##### Information supplied #####
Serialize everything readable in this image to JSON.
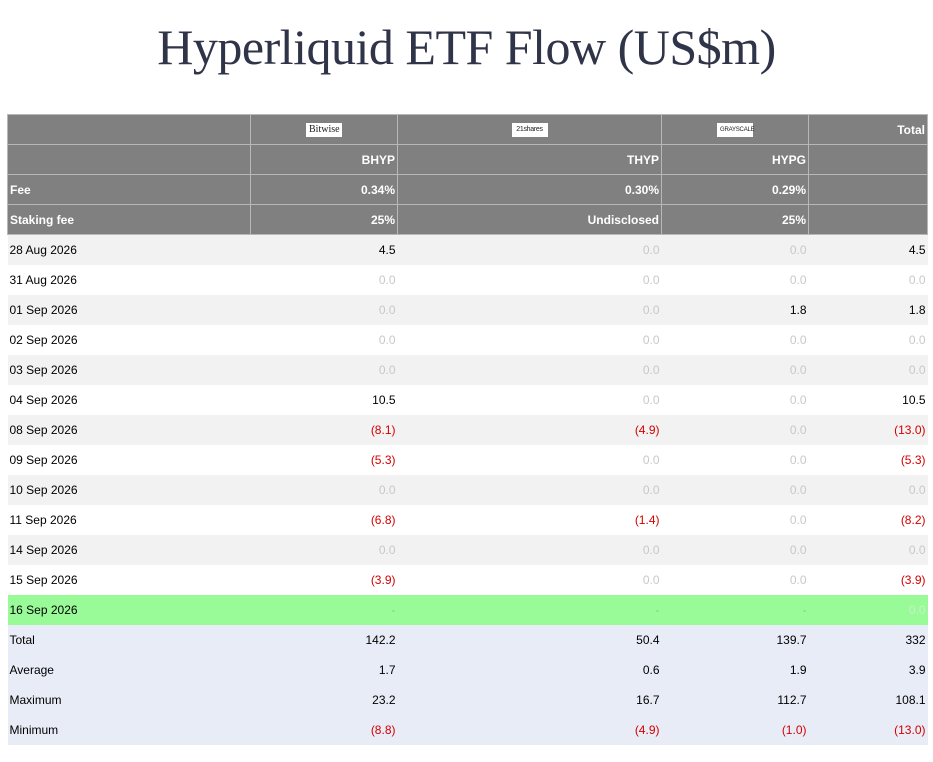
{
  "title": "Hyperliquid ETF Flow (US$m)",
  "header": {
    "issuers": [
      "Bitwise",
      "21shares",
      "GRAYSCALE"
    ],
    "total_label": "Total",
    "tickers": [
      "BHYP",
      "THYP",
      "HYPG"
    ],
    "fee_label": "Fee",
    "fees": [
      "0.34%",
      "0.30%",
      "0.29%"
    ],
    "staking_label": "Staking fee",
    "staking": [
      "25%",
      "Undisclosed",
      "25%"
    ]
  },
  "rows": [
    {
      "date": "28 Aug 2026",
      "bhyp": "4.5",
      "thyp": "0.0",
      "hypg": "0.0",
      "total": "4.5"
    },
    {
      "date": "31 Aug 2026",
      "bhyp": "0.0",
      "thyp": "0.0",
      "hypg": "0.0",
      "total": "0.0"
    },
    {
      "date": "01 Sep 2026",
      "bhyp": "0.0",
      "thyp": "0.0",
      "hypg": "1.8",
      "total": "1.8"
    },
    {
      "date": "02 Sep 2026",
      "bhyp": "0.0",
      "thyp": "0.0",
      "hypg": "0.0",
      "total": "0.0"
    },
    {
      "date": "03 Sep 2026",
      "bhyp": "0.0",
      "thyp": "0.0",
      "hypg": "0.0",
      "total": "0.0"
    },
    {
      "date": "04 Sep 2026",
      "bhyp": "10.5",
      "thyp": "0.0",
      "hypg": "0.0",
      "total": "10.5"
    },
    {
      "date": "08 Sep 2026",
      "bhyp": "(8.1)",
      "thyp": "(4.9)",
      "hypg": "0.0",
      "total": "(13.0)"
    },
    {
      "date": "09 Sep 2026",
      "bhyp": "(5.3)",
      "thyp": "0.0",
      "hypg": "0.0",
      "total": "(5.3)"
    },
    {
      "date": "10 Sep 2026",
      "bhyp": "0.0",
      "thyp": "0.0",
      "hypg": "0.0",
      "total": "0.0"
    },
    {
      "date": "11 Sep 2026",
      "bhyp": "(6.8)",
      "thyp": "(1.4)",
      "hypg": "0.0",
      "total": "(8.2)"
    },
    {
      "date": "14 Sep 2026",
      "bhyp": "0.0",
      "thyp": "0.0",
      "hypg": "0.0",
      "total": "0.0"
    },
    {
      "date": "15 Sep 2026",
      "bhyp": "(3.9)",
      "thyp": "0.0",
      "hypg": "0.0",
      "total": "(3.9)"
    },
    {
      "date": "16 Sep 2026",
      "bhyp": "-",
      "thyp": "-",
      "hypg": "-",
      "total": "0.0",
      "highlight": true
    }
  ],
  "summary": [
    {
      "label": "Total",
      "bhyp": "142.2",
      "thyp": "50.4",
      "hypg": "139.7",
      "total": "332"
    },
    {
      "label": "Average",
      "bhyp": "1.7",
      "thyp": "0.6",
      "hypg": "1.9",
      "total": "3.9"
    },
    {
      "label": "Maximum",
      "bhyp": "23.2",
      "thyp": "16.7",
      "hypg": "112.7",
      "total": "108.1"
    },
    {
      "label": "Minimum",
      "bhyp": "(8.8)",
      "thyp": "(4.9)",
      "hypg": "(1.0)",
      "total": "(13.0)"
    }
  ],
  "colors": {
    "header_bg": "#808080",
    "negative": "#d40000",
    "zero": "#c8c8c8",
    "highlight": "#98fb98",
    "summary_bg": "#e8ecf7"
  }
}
#####
Requirements
Repeat the material above in full and exactly, apart from the pictures.

Worked answer
Serialize everything readable in this image to JSON.
{
  "title": "Hyperliquid ETF Flow (US$m)",
  "header": {
    "issuers": [
      "Bitwise",
      "21shares",
      "GRAYSCALE"
    ],
    "total_label": "Total",
    "tickers": [
      "BHYP",
      "THYP",
      "HYPG"
    ],
    "fee_label": "Fee",
    "fees": [
      "0.34%",
      "0.30%",
      "0.29%"
    ],
    "staking_label": "Staking fee",
    "staking": [
      "25%",
      "Undisclosed",
      "25%"
    ]
  },
  "rows": [
    {
      "date": "28 Aug 2026",
      "bhyp": "4.5",
      "thyp": "0.0",
      "hypg": "0.0",
      "total": "4.5"
    },
    {
      "date": "31 Aug 2026",
      "bhyp": "0.0",
      "thyp": "0.0",
      "hypg": "0.0",
      "total": "0.0"
    },
    {
      "date": "01 Sep 2026",
      "bhyp": "0.0",
      "thyp": "0.0",
      "hypg": "1.8",
      "total": "1.8"
    },
    {
      "date": "02 Sep 2026",
      "bhyp": "0.0",
      "thyp": "0.0",
      "hypg": "0.0",
      "total": "0.0"
    },
    {
      "date": "03 Sep 2026",
      "bhyp": "0.0",
      "thyp": "0.0",
      "hypg": "0.0",
      "total": "0.0"
    },
    {
      "date": "04 Sep 2026",
      "bhyp": "10.5",
      "thyp": "0.0",
      "hypg": "0.0",
      "total": "10.5"
    },
    {
      "date": "08 Sep 2026",
      "bhyp": "(8.1)",
      "thyp": "(4.9)",
      "hypg": "0.0",
      "total": "(13.0)"
    },
    {
      "date": "09 Sep 2026",
      "bhyp": "(5.3)",
      "thyp": "0.0",
      "hypg": "0.0",
      "total": "(5.3)"
    },
    {
      "date": "10 Sep 2026",
      "bhyp": "0.0",
      "thyp": "0.0",
      "hypg": "0.0",
      "total": "0.0"
    },
    {
      "date": "11 Sep 2026",
      "bhyp": "(6.8)",
      "thyp": "(1.4)",
      "hypg": "0.0",
      "total": "(8.2)"
    },
    {
      "date": "14 Sep 2026",
      "bhyp": "0.0",
      "thyp": "0.0",
      "hypg": "0.0",
      "total": "0.0"
    },
    {
      "date": "15 Sep 2026",
      "bhyp": "(3.9)",
      "thyp": "0.0",
      "hypg": "0.0",
      "total": "(3.9)"
    },
    {
      "date": "16 Sep 2026",
      "bhyp": "-",
      "thyp": "-",
      "hypg": "-",
      "total": "0.0",
      "highlight": true
    }
  ],
  "summary": [
    {
      "label": "Total",
      "bhyp": "142.2",
      "thyp": "50.4",
      "hypg": "139.7",
      "total": "332"
    },
    {
      "label": "Average",
      "bhyp": "1.7",
      "thyp": "0.6",
      "hypg": "1.9",
      "total": "3.9"
    },
    {
      "label": "Maximum",
      "bhyp": "23.2",
      "thyp": "16.7",
      "hypg": "112.7",
      "total": "108.1"
    },
    {
      "label": "Minimum",
      "bhyp": "(8.8)",
      "thyp": "(4.9)",
      "hypg": "(1.0)",
      "total": "(13.0)"
    }
  ],
  "colors": {
    "header_bg": "#808080",
    "negative": "#d40000",
    "zero": "#c8c8c8",
    "highlight": "#98fb98",
    "summary_bg": "#e8ecf7"
  }
}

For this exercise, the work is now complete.